PROMPT → Quote the whole listing exactly. Leave the pictures out of your copy.

DATA SECTION →
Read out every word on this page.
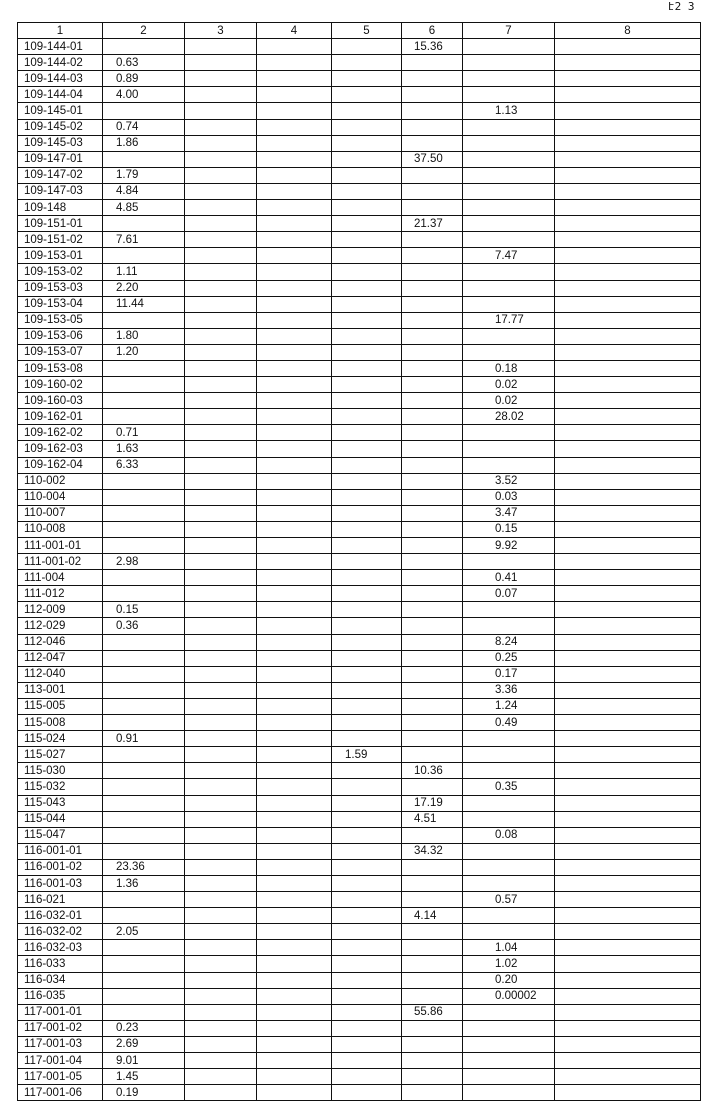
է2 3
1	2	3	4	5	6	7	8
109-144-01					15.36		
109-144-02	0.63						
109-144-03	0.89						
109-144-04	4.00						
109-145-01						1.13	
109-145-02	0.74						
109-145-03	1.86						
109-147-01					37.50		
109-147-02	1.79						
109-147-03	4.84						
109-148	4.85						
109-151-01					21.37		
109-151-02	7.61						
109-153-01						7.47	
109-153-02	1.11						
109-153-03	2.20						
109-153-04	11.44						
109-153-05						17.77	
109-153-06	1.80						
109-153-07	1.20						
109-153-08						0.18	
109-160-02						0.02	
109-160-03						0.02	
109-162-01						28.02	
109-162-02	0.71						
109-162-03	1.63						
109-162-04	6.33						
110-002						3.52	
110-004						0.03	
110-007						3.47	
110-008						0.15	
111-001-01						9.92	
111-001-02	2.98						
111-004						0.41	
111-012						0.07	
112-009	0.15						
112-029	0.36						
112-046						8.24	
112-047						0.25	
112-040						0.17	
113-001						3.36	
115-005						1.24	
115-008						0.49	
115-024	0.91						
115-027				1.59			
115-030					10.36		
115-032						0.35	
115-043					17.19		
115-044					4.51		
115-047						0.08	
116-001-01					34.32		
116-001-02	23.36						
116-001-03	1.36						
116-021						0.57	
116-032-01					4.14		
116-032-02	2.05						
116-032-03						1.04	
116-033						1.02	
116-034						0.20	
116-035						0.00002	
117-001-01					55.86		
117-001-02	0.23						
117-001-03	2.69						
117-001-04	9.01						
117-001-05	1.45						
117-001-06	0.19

TASK RESULT →
Read out every word on this page.
է2 3
1	2	3	4	5	6	7	8
109-144-01					15.36		
109-144-02	0.63						
109-144-03	0.89						
109-144-04	4.00						
109-145-01						1.13	
109-145-02	0.74						
109-145-03	1.86						
109-147-01					37.50		
109-147-02	1.79						
109-147-03	4.84						
109-148	4.85						
109-151-01					21.37		
109-151-02	7.61						
109-153-01						7.47	
109-153-02	1.11						
109-153-03	2.20						
109-153-04	11.44						
109-153-05						17.77	
109-153-06	1.80						
109-153-07	1.20						
109-153-08						0.18	
109-160-02						0.02	
109-160-03						0.02	
109-162-01						28.02	
109-162-02	0.71						
109-162-03	1.63						
109-162-04	6.33						
110-002						3.52	
110-004						0.03	
110-007						3.47	
110-008						0.15	
111-001-01						9.92	
111-001-02	2.98						
111-004						0.41	
111-012						0.07	
112-009	0.15						
112-029	0.36						
112-046						8.24	
112-047						0.25	
112-040						0.17	
113-001						3.36	
115-005						1.24	
115-008						0.49	
115-024	0.91						
115-027				1.59			
115-030					10.36		
115-032						0.35	
115-043					17.19		
115-044					4.51		
115-047						0.08	
116-001-01					34.32		
116-001-02	23.36						
116-001-03	1.36						
116-021						0.57	
116-032-01					4.14		
116-032-02	2.05						
116-032-03						1.04	
116-033						1.02	
116-034						0.20	
116-035						0.00002	
117-001-01					55.86		
117-001-02	0.23						
117-001-03	2.69						
117-001-04	9.01						
117-001-05	1.45						
117-001-06	0.19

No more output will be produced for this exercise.